*Selected excerpt*:
- - -
# Afternoon BBQ New Years Eve.



## Mante (Dec 25, 2009)

Nothing to say except life is good!




BTW: That's a Monte#5 Tash is smoking.


----------



## FridayGt (Oct 24, 2010)

Whew man, I'm jealous!!! That looks delicious! Mmmmm food!


----------



## BigDaddyJ (Feb 23, 2009)

Looks like a good time.


----------



## Zfog (Oct 16, 2010)

Looks like life IS good. haha
So jealous of your weather!
What was the temp over there today?


----------



## Mante (Dec 25, 2009)

Zfog said:


> Looks like life IS good. haha
> So jealous of your weather!
> What was the temp over there today?


It's 9.00AM, currently 78*F & will reach a maximum of 104*F. 17Knot hot easterly winds. Not going to be so pleasant today.


----------



## Rock31 (Sep 30, 2010)

Great looking food man! Looks like a fun time.


----------



## TonyBrooklyn (Jan 28, 2010)

Damn Warren now i am hungry again.eace:


----------



## jeepthing (Jul 16, 2009)

Very nice bro. Glad you enjoyed your day


----------



## gibson_es (Jan 23, 2010)

looks like fun! why didnt i get an invite?


----------



## Mante (Dec 25, 2009)

gibson_es said:


> looks like fun! why didnt i get an invite?


You did. Every person in my friends list & others as well have a standing invite here 24/7/365. :dunno::mischief::mischief::mischief:


----------



## fiddlegrin (Feb 8, 2009)

Oh Ya!

Smokin Hot Stuff! :clap2:...:clap2:...:clap2:...:clap2:...

Whacha got goin on the grill looks good too! :drum: :biggrin:



Happy New Year Tashdarlin! :wave:

Great job Warzy! :high5:


----------



## gibson_es (Jan 23, 2010)
- - -
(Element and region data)
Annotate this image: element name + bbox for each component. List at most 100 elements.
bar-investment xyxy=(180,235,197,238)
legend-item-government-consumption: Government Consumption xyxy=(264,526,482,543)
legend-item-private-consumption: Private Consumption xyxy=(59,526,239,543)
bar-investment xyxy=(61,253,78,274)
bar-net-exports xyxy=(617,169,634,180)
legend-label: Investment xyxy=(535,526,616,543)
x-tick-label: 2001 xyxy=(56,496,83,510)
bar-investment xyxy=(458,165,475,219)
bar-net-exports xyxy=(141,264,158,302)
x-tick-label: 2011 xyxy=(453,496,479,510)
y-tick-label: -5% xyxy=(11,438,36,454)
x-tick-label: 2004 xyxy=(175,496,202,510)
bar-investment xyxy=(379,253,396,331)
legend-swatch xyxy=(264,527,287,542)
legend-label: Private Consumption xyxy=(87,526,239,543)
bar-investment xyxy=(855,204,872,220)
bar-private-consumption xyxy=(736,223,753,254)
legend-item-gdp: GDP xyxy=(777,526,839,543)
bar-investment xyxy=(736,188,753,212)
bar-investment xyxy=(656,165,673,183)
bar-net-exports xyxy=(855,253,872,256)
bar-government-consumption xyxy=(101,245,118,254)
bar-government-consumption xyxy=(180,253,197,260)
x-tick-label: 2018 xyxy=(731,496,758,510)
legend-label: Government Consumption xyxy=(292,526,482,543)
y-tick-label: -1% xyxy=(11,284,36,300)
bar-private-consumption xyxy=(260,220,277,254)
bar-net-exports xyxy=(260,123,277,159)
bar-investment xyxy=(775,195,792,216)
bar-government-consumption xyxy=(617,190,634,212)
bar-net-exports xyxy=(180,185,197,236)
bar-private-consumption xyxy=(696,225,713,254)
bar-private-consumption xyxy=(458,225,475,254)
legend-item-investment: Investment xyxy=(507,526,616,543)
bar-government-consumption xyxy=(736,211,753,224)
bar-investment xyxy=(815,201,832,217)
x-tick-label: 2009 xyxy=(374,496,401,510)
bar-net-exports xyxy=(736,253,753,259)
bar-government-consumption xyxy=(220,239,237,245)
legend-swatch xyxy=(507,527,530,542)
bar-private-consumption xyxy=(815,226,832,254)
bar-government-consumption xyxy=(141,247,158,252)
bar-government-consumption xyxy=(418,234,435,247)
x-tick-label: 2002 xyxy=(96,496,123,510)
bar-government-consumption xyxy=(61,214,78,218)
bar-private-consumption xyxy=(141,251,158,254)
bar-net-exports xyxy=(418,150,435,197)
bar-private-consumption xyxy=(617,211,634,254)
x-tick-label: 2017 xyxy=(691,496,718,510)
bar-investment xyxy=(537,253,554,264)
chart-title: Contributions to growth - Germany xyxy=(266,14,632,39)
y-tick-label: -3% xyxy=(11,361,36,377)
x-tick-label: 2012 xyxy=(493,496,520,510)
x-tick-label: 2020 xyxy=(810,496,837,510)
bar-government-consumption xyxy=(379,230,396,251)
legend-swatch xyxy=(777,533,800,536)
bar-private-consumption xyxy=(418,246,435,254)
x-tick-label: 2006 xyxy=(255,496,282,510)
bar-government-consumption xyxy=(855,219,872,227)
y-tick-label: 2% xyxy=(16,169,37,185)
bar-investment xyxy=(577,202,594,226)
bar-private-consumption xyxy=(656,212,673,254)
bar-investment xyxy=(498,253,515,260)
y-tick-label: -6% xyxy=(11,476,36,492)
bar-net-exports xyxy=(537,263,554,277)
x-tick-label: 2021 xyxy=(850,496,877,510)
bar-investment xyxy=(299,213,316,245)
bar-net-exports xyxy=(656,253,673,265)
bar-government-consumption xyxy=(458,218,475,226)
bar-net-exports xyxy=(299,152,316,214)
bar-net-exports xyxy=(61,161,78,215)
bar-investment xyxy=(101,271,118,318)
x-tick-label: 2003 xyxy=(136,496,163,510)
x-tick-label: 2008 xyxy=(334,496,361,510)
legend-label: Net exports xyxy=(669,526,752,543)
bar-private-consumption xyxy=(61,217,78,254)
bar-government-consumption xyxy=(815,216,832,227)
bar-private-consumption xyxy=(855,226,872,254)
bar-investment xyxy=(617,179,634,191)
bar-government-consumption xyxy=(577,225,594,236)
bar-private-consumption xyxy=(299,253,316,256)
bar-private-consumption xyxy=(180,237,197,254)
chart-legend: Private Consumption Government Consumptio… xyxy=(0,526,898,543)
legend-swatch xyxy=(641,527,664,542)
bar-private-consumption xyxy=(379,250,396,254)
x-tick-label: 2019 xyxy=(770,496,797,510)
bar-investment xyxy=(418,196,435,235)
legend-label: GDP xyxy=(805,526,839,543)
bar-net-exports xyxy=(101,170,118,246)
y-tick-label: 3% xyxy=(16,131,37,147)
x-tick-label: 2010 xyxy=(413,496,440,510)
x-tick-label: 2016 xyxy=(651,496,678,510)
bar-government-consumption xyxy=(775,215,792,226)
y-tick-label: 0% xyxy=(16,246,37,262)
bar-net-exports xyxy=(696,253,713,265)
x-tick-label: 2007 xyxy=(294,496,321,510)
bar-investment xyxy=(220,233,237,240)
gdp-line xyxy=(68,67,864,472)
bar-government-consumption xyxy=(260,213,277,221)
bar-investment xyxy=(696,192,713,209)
- - -
*Written problem*: Copy the New Year's Eve BBQ forum thread word for word, from "You did. Every" up to and including "Hot Stuff! :clap2:...:clap2:...:clap2:...:clap2:...". The data is separate from the New Year's Eve BBQ forum thread and is not part of it.

*Result*:
You did. Every person in my friends list & others as well have a standing invite here 24/7/365. :dunno::mischief::mischief::mischief:


----------



## fiddlegrin (Feb 8, 2009)

Oh Ya!

Smokin Hot Stuff! :clap2:...:clap2:...:clap2:...:clap2:...